● **GOAL**
Search the material below for the string "title" and extract each line that has it.

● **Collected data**
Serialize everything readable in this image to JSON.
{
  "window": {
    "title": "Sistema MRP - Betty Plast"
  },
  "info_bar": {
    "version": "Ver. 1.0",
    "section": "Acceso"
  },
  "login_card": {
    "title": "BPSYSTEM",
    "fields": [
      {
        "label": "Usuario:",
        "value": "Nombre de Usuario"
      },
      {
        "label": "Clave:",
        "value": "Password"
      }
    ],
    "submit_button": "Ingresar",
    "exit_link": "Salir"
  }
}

● **EXERCISE OUTPUT**
    "title": "Sistema MRP - Betty Plast"
    "title": "BPSYSTEM",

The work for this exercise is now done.